◆ Task ◆
Extract the records below word for word and ignore the images.

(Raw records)
_ _ _ _ _ _ _
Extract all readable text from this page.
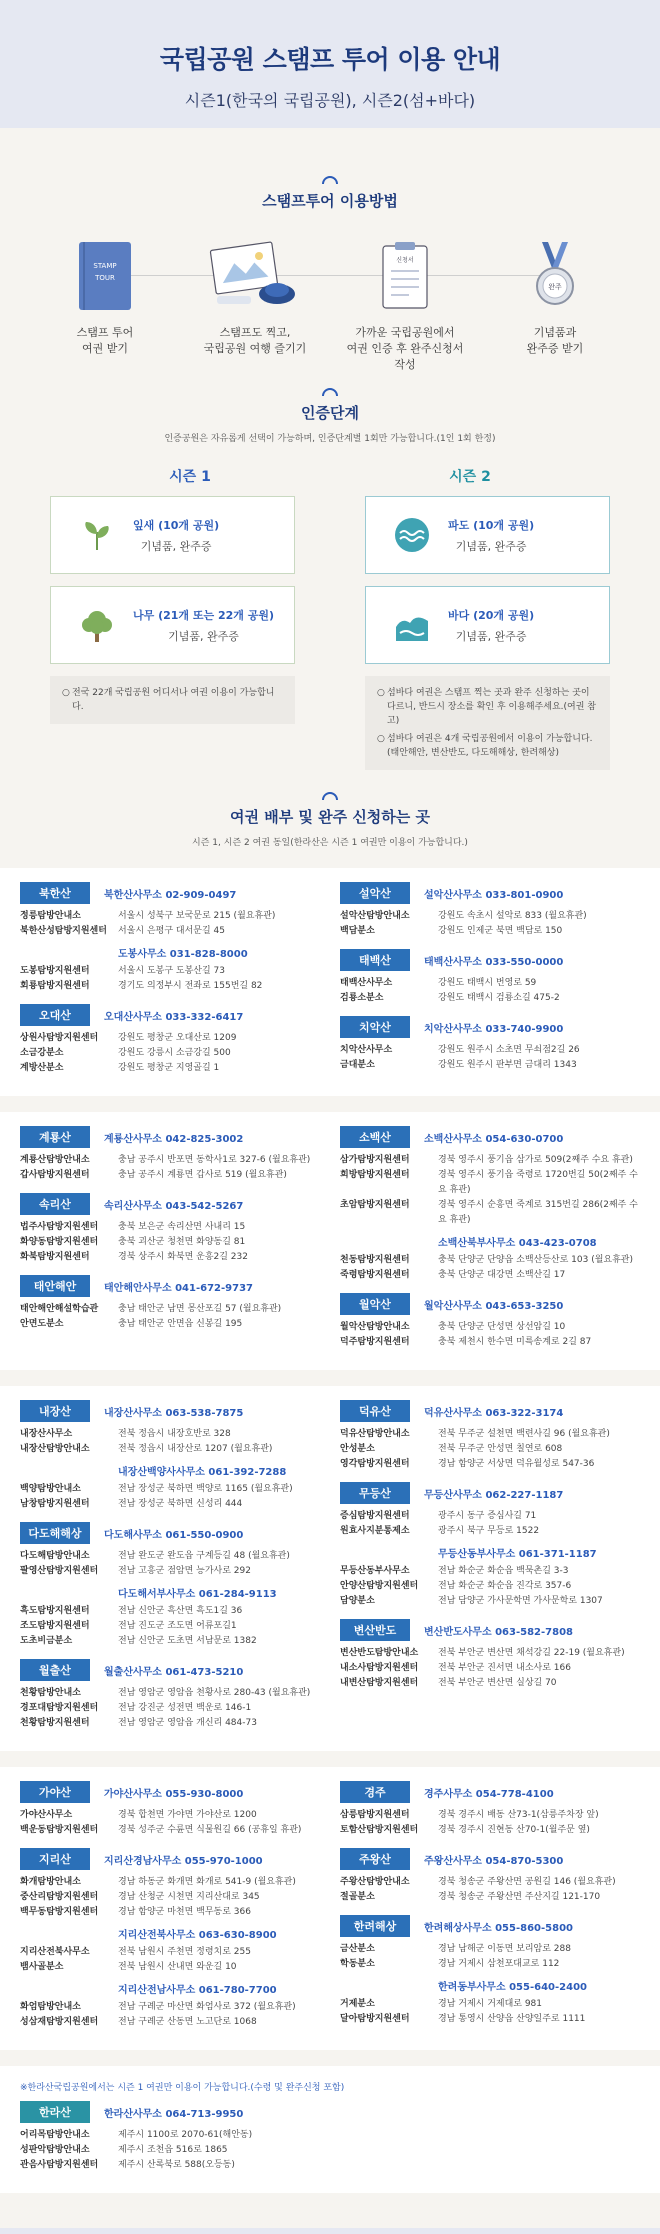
국립공원 스탬프 투어 이용 안내
시즌1(한국의 국립공원), 시즌2(섬+바다)
스탬프투어 이용방법
STAMP
TOUR
스탬프 투어
여권 받기
스탬프도 찍고,
국립공원 여행 즐기기
신청서
가까운 국립공원에서
여권 인증 후 완주신청서 작성
완주
기념품과
완주증 받기
인증단계
인증공원은 자유롭게 선택이 가능하며, 인증단계별 1회만 가능합니다.(1인 1회 한정)
시즌 1	시즌 2
잎새 (10개 공원)
기념품, 완주증
나무 (21개 또는 22개 공원)
기념품, 완주증
○ 전국 22개 국립공원 어디서나 여권 이용이 가능합니다.
파도 (10개 공원)
기념품, 완주증
바다 (20개 공원)
기념품, 완주증
○ 섬바다 여권은 스탬프 찍는 곳과 완주 신청하는 곳이 다르니, 반드시 장소를 확인 후 이용해주세요.(여권 참고)
○ 섬바다 여권은 4개 국립공원에서 이용이 가능합니다. (태안해안, 변산반도, 다도해해상, 한려해상)
여권 배부 및 완주 신청하는 곳
시즌 1, 시즌 2 여권 동일(한라산은 시즌 1 여권만 이용이 가능합니다.)
북한산	북한산사무소 02-909-0497
정릉탐방안내소	서울시 성북구 보국문로 215 (월요휴관)
북한산성탐방지원센터	서울시 은평구 대서문길 45
도봉사무소 031-828-8000
도봉탐방지원센터	서울시 도봉구 도봉산길 73
회룡탐방지원센터	경기도 의정부시 전좌로 155번길 82
오대산	오대산사무소 033-332-6417
상원사탐방지원센터	강원도 평창군 오대산로 1209
소금강분소	강원도 강릉시 소금강길 500
계방산분소	강원도 평창군 지영골길 1
설악산	설악산사무소 033-801-0900
설악산탐방안내소	강원도 속초시 설악로 833 (월요휴관)
백담분소	강원도 인제군 북면 백담로 150
태백산	태백산사무소 033-550-0000
태백산사무소	강원도 태백시 번영로 59
검룡소분소	강원도 태백시 검룡소길 475-2
치악산	치악산사무소 033-740-9900
치악산사무소	강원도 원주시 소초면 무쇠점2길 26
금대분소	강원도 원주시 판부면 금대리 1343
계룡산	계룡산사무소 042-825-3002
계룡산탐방안내소	충남 공주시 반포면 동학사1로 327-6 (월요휴관)
갑사탐방지원센터	충남 공주시 계룡면 갑사로 519 (월요휴관)
속리산	속리산사무소 043-542-5267
법주사탐방지원센터	충북 보은군 속리산면 사내리 15
화양동탐방지원센터	충북 괴산군 청천면 화양동길 81
화북탐방지원센터	경북 상주시 화북면 운흥2길 232
태안해안	태안해안사무소 041-672-9737
태안해안해설학습관	충남 태안군 남면 몽산포길 57 (월요휴관)
안면도분소	충남 태안군 안면읍 신봉길 195
소백산	소백산사무소 054-630-0700
삼가탐방지원센터	경북 영주시 풍기읍 삼가로 509(2째주 수요 휴관)
희방탐방지원센터	경북 영주시 풍기읍 죽령로 1720번길 50(2째주 수요 휴관)
초암탐방지원센터	경북 영주시 순흥면 죽계로 315번길 286(2째주 수요 휴관)
소백산북부사무소 043-423-0708
천동탐방지원센터	충북 단양군 단양읍 소백산등산로 103 (월요휴관)
죽령탐방지원센터	충북 단양군 대강면 소백산길 17
월악산	월악산사무소 043-653-3250
월악산탐방안내소	충북 단양군 단성면 상선암길 10
덕주탐방지원센터	충북 제천시 한수면 미륵송계로 2길 87
내장산	내장산사무소 063-538-7875
내장산사무소	전북 정읍시 내장호반로 328
내장산탐방안내소	전북 정읍시 내장산로 1207 (월요휴관)
내장산백양사사무소 061-392-7288
백양탐방안내소	전남 장성군 북하면 백양로 1165 (월요휴관)
남창탐방지원센터	전남 장성군 북하면 신성리 444
다도해해상	다도해사무소 061-550-0900
다도해탐방안내소	전남 완도군 완도읍 구계등길 48 (월요휴관)
팔영산탐방지원센터	전남 고흥군 점암면 능가사로 292
다도해서부사무소 061-284-9113
흑도탐방지원센터	전남 신안군 흑산면 흑도1길 36
조도탐방지원센터	전남 진도군 조도면 어류포길1
도초비금분소	전남 신안군 도초면 서남문로 1382
월출산	월출산사무소 061-473-5210
천황탐방안내소	전남 영암군 영암읍 천황사로 280-43 (월요휴관)
경포대탐방지원센터	전남 강진군 성전면 백운로 146-1
천황탐방지원센터	전남 영암군 영암읍 개신리 484-73
덕유산	덕유산사무소 063-322-3174
덕유산탐방안내소	전북 무주군 설천면 백련사길 96 (월요휴관)
안성분소	전북 무주군 안성면 칠연로 608
영각탐방지원센터	경남 함양군 서상면 덕유월성로 547-36
무등산	무등산사무소 062-227-1187
증심탐방지원센터	광주시 동구 증심사길 71
원효사지분통제소	광주시 북구 무등로 1522
무등산동부사무소 061-371-1187
무등산동부사무소	전남 화순군 화순읍 백묵촌길 3-3
안양산탐방지원센터	전남 화순군 화순읍 진각로 357-6
담양분소	전남 담양군 가사문학면 가사문학로 1307
변산반도	변산반도사무소 063-582-7808
변산반도탐방안내소	전북 부안군 변산면 채석강길 22-19 (월요휴관)
내소사탐방지원센터	전북 부안군 진서면 내소사로 166
내변산탐방지원센터	전북 부안군 변산면 실상길 70
가야산	가야산사무소 055-930-8000
가야산사무소	경북 합천면 가야면 가야산로 1200
백운동탐방지원센터	경북 성주군 수륜면 식물원길 66 (공휴일 휴관)
지리산	지리산경남사무소 055-970-1000
화개탐방안내소	경남 하동군 화개면 화개로 541-9 (월요휴관)
중산리탐방지원센터	경남 산청군 시천면 지리산대로 345
백무동탐방지원센터	경남 함양군 마천면 백무동로 366
지리산전북사무소 063-630-8900
지리산전북사무소	전북 남원시 주천면 정령치로 255
뱀사골분소	전북 남원시 산내면 와운길 10
지리산전남사무소 061-780-7700
화엄탐방안내소	전남 구례군 마산면 화엄사로 372 (월요휴관)
성삼재탐방지원센터	전남 구례군 산동면 노고단로 1068
경주	경주사무소 054-778-4100
삼릉탐방지원센터	경북 경주시 배동 산73-1(삼릉주차장 앞)
토함산탐방지원센터	경북 경주시 진현동 산70-1(월주문 옆)
주왕산	주왕산사무소 054-870-5300
주왕산탐방안내소	경북 청송군 주왕산면 공원길 146 (월요휴관)
절골분소	경북 청송군 주왕산면 주산지길 121-170
한려해상	한려해상사무소 055-860-5800
금산분소	경남 남해군 이동면 보리암로 288
학동분소	경남 거제시 삼천포대교로 112
한려동부사무소 055-640-2400
거제분소	경남 거제시 거제대로 981
달아탐방지원센터	경남 통영시 산양읍 산양일주로 1111
※한라산국립공원에서는 시즌 1 여권만 이용이 가능합니다.(수령 및 완주신청 포함)
한라산	한라산사무소 064-713-9950
어리목탐방안내소	제주시 1100로 2070-61(해안동)
성판악탐방안내소	제주시 조천읍 516로 1865
관음사탐방지원센터	제주시 산록북로 588(오등동)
_ _ _ _ _ _ _
◆ Response for this exercise ◆
Extract all readable text from this page.
국립공원 스탬프 투어 이용 안내
시즌1(한국의 국립공원), 시즌2(섬+바다)
스탬프투어 이용방법
STAMP
TOUR
스탬프 투어
여권 받기
스탬프도 찍고,
국립공원 여행 즐기기
신청서
가까운 국립공원에서
여권 인증 후 완주신청서 작성
완주
기념품과
완주증 받기
인증단계
인증공원은 자유롭게 선택이 가능하며, 인증단계별 1회만 가능합니다.(1인 1회 한정)
시즌 1	시즌 2
잎새 (10개 공원)
기념품, 완주증
나무 (21개 또는 22개 공원)
기념품, 완주증
○ 전국 22개 국립공원 어디서나 여권 이용이 가능합니다.
파도 (10개 공원)
기념품, 완주증
바다 (20개 공원)
기념품, 완주증
○ 섬바다 여권은 스탬프 찍는 곳과 완주 신청하는 곳이 다르니, 반드시 장소를 확인 후 이용해주세요.(여권 참고)
○ 섬바다 여권은 4개 국립공원에서 이용이 가능합니다. (태안해안, 변산반도, 다도해해상, 한려해상)
여권 배부 및 완주 신청하는 곳
시즌 1, 시즌 2 여권 동일(한라산은 시즌 1 여권만 이용이 가능합니다.)
북한산	북한산사무소 02-909-0497
정릉탐방안내소	서울시 성북구 보국문로 215 (월요휴관)
북한산성탐방지원센터	서울시 은평구 대서문길 45
도봉사무소 031-828-8000
도봉탐방지원센터	서울시 도봉구 도봉산길 73
회룡탐방지원센터	경기도 의정부시 전좌로 155번길 82
오대산	오대산사무소 033-332-6417
상원사탐방지원센터	강원도 평창군 오대산로 1209
소금강분소	강원도 강릉시 소금강길 500
계방산분소	강원도 평창군 지영골길 1
설악산	설악산사무소 033-801-0900
설악산탐방안내소	강원도 속초시 설악로 833 (월요휴관)
백담분소	강원도 인제군 북면 백담로 150
태백산	태백산사무소 033-550-0000
태백산사무소	강원도 태백시 번영로 59
검룡소분소	강원도 태백시 검룡소길 475-2
치악산	치악산사무소 033-740-9900
치악산사무소	강원도 원주시 소초면 무쇠점2길 26
금대분소	강원도 원주시 판부면 금대리 1343
계룡산	계룡산사무소 042-825-3002
계룡산탐방안내소	충남 공주시 반포면 동학사1로 327-6 (월요휴관)
갑사탐방지원센터	충남 공주시 계룡면 갑사로 519 (월요휴관)
속리산	속리산사무소 043-542-5267
법주사탐방지원센터	충북 보은군 속리산면 사내리 15
화양동탐방지원센터	충북 괴산군 청천면 화양동길 81
화북탐방지원센터	경북 상주시 화북면 운흥2길 232
태안해안	태안해안사무소 041-672-9737
태안해안해설학습관	충남 태안군 남면 몽산포길 57 (월요휴관)
안면도분소	충남 태안군 안면읍 신봉길 195
소백산	소백산사무소 054-630-0700
삼가탐방지원센터	경북 영주시 풍기읍 삼가로 509(2째주 수요 휴관)
희방탐방지원센터	경북 영주시 풍기읍 죽령로 1720번길 50(2째주 수요 휴관)
초암탐방지원센터	경북 영주시 순흥면 죽계로 315번길 286(2째주 수요 휴관)
소백산북부사무소 043-423-0708
천동탐방지원센터	충북 단양군 단양읍 소백산등산로 103 (월요휴관)
죽령탐방지원센터	충북 단양군 대강면 소백산길 17
월악산	월악산사무소 043-653-3250
월악산탐방안내소	충북 단양군 단성면 상선암길 10
덕주탐방지원센터	충북 제천시 한수면 미륵송계로 2길 87
내장산	내장산사무소 063-538-7875
내장산사무소	전북 정읍시 내장호반로 328
내장산탐방안내소	전북 정읍시 내장산로 1207 (월요휴관)
내장산백양사사무소 061-392-7288
백양탐방안내소	전남 장성군 북하면 백양로 1165 (월요휴관)
남창탐방지원센터	전남 장성군 북하면 신성리 444
다도해해상	다도해사무소 061-550-0900
다도해탐방안내소	전남 완도군 완도읍 구계등길 48 (월요휴관)
팔영산탐방지원센터	전남 고흥군 점암면 능가사로 292
다도해서부사무소 061-284-9113
흑도탐방지원센터	전남 신안군 흑산면 흑도1길 36
조도탐방지원센터	전남 진도군 조도면 어류포길1
도초비금분소	전남 신안군 도초면 서남문로 1382
월출산	월출산사무소 061-473-5210
천황탐방안내소	전남 영암군 영암읍 천황사로 280-43 (월요휴관)
경포대탐방지원센터	전남 강진군 성전면 백운로 146-1
천황탐방지원센터	전남 영암군 영암읍 개신리 484-73
덕유산	덕유산사무소 063-322-3174
덕유산탐방안내소	전북 무주군 설천면 백련사길 96 (월요휴관)
안성분소	전북 무주군 안성면 칠연로 608
영각탐방지원센터	경남 함양군 서상면 덕유월성로 547-36
무등산	무등산사무소 062-227-1187
증심탐방지원센터	광주시 동구 증심사길 71
원효사지분통제소	광주시 북구 무등로 1522
무등산동부사무소 061-371-1187
무등산동부사무소	전남 화순군 화순읍 백묵촌길 3-3
안양산탐방지원센터	전남 화순군 화순읍 진각로 357-6
담양분소	전남 담양군 가사문학면 가사문학로 1307
변산반도	변산반도사무소 063-582-7808
변산반도탐방안내소	전북 부안군 변산면 채석강길 22-19 (월요휴관)
내소사탐방지원센터	전북 부안군 진서면 내소사로 166
내변산탐방지원센터	전북 부안군 변산면 실상길 70
가야산	가야산사무소 055-930-8000
가야산사무소	경북 합천면 가야면 가야산로 1200
백운동탐방지원센터	경북 성주군 수륜면 식물원길 66 (공휴일 휴관)
지리산	지리산경남사무소 055-970-1000
화개탐방안내소	경남 하동군 화개면 화개로 541-9 (월요휴관)
중산리탐방지원센터	경남 산청군 시천면 지리산대로 345
백무동탐방지원센터	경남 함양군 마천면 백무동로 366
지리산전북사무소 063-630-8900
지리산전북사무소	전북 남원시 주천면 정령치로 255
뱀사골분소	전북 남원시 산내면 와운길 10
지리산전남사무소 061-780-7700
화엄탐방안내소	전남 구례군 마산면 화엄사로 372 (월요휴관)
성삼재탐방지원센터	전남 구례군 산동면 노고단로 1068
경주	경주사무소 054-778-4100
삼릉탐방지원센터	경북 경주시 배동 산73-1(삼릉주차장 앞)
토함산탐방지원센터	경북 경주시 진현동 산70-1(월주문 옆)
주왕산	주왕산사무소 054-870-5300
주왕산탐방안내소	경북 청송군 주왕산면 공원길 146 (월요휴관)
절골분소	경북 청송군 주왕산면 주산지길 121-170
한려해상	한려해상사무소 055-860-5800
금산분소	경남 남해군 이동면 보리암로 288
학동분소	경남 거제시 삼천포대교로 112
한려동부사무소 055-640-2400
거제분소	경남 거제시 거제대로 981
달아탐방지원센터	경남 통영시 산양읍 산양일주로 1111
※한라산국립공원에서는 시즌 1 여권만 이용이 가능합니다.(수령 및 완주신청 포함)
한라산	한라산사무소 064-713-9950
어리목탐방안내소	제주시 1100로 2070-61(해안동)
성판악탐방안내소	제주시 조천읍 516로 1865
관음사탐방지원센터	제주시 산록북로 588(오등동)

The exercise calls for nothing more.